* **EXERCISE OBJECTIVE**
Copy out the data below word for word, from its first line up to and including the line that contains "midgard-logo: MIDGARD FINANCE".

* **INFORMATION SHOWN**
-- start --

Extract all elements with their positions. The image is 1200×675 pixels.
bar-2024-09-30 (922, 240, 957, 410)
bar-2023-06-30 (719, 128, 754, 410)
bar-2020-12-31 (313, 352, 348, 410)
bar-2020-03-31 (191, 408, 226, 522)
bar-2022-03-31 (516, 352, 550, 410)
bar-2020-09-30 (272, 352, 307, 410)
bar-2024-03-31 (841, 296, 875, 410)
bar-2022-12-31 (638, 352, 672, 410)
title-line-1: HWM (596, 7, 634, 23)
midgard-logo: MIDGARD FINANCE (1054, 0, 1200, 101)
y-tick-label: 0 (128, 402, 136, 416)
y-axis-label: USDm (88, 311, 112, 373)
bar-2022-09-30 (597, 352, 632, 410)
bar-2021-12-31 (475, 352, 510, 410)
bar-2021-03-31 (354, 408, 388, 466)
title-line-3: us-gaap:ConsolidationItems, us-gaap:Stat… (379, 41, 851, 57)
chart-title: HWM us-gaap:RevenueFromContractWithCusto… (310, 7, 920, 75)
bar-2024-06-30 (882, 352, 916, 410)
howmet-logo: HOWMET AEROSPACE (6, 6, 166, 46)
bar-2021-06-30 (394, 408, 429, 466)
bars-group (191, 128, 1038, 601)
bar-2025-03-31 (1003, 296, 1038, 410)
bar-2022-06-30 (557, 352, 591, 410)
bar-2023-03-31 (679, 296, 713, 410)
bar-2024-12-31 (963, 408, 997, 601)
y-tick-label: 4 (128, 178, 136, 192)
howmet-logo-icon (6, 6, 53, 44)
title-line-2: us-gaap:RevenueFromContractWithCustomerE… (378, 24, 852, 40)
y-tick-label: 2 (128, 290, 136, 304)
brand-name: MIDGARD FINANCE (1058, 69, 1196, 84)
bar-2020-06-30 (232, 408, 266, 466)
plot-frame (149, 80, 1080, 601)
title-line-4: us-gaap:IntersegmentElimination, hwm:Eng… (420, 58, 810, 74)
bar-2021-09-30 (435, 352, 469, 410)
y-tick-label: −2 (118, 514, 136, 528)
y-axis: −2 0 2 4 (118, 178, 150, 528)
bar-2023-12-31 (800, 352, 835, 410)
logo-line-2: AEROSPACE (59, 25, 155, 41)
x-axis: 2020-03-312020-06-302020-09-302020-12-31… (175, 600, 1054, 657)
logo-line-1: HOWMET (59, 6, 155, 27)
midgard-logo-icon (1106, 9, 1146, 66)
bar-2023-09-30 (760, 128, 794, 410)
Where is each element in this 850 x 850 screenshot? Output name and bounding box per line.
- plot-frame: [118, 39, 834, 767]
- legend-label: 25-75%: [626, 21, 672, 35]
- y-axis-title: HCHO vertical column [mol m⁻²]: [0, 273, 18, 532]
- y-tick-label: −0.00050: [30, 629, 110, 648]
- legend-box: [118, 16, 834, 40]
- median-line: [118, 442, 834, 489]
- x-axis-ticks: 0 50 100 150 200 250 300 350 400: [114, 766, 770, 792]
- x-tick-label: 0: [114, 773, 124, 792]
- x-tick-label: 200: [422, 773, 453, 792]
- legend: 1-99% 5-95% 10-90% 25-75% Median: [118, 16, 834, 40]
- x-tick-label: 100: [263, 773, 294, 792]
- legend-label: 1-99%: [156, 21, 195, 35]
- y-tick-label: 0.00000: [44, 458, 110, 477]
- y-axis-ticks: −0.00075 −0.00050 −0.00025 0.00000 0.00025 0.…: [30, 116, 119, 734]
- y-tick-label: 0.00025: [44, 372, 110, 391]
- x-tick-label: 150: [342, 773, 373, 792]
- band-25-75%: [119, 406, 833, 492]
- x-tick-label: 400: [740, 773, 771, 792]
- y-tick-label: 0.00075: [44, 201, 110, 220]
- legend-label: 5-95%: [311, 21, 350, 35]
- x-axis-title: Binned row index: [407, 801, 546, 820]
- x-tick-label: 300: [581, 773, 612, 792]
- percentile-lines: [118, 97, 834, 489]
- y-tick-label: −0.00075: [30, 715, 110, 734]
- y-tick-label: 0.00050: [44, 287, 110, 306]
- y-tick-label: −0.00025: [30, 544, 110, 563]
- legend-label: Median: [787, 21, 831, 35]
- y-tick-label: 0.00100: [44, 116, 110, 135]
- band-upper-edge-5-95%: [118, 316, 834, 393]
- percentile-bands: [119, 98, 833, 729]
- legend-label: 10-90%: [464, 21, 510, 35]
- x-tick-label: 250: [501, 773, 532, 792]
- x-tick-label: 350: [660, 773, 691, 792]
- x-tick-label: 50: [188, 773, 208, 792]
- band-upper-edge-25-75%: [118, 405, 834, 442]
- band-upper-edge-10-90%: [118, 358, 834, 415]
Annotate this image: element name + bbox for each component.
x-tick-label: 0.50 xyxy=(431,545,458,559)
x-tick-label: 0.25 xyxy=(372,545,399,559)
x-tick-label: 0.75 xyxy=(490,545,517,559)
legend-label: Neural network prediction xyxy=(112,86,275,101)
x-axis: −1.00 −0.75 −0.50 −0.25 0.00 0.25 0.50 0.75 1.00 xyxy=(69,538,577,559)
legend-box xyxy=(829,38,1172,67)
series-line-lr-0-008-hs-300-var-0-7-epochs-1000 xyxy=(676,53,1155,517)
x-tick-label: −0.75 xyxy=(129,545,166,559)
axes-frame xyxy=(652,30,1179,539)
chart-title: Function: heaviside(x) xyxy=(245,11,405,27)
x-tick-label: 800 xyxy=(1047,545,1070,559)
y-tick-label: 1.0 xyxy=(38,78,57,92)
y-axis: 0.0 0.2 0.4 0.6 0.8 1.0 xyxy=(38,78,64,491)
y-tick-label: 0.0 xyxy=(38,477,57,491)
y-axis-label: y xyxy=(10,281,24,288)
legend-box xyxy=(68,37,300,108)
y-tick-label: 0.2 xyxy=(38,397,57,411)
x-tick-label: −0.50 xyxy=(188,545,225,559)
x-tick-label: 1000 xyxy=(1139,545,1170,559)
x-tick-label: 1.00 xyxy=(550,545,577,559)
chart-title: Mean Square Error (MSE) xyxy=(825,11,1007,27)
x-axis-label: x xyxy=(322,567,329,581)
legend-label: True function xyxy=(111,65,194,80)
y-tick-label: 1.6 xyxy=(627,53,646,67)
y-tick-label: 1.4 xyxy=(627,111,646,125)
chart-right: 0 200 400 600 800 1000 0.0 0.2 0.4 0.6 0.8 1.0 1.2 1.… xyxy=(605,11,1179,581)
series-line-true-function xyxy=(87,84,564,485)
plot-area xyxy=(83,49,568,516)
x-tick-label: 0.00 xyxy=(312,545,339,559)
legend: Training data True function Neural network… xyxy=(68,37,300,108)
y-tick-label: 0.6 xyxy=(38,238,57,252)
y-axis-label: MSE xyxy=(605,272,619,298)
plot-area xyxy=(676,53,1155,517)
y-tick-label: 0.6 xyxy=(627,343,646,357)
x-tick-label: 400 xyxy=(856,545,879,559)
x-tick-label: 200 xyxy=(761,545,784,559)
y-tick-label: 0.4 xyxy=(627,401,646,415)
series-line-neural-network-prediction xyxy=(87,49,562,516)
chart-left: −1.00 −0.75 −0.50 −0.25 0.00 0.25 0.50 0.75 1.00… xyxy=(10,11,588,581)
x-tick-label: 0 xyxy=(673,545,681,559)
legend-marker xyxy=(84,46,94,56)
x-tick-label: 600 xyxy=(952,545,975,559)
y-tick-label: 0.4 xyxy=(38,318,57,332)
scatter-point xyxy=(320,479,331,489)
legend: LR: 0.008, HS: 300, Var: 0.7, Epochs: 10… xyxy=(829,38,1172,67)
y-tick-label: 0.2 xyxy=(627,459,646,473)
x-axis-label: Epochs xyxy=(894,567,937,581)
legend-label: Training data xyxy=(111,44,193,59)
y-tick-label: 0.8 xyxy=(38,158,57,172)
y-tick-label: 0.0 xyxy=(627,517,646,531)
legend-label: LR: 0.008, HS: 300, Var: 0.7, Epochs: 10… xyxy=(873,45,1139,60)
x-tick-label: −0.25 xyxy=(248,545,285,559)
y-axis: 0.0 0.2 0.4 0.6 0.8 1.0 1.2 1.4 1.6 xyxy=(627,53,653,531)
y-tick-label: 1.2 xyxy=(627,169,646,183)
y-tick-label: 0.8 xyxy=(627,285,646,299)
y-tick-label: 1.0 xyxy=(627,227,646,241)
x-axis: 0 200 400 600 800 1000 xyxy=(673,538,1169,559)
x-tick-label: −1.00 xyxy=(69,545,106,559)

-- end --

* **THE RESULT**
Extract all elements with their positions. The image is 1200×675 pixels.
bar-2024-09-30 (922, 240, 957, 410)
bar-2023-06-30 (719, 128, 754, 410)
bar-2020-12-31 (313, 352, 348, 410)
bar-2020-03-31 (191, 408, 226, 522)
bar-2022-03-31 (516, 352, 550, 410)
bar-2020-09-30 (272, 352, 307, 410)
bar-2024-03-31 (841, 296, 875, 410)
bar-2022-12-31 (638, 352, 672, 410)
title-line-1: HWM (596, 7, 634, 23)
midgard-logo: MIDGARD FINANCE (1054, 0, 1200, 101)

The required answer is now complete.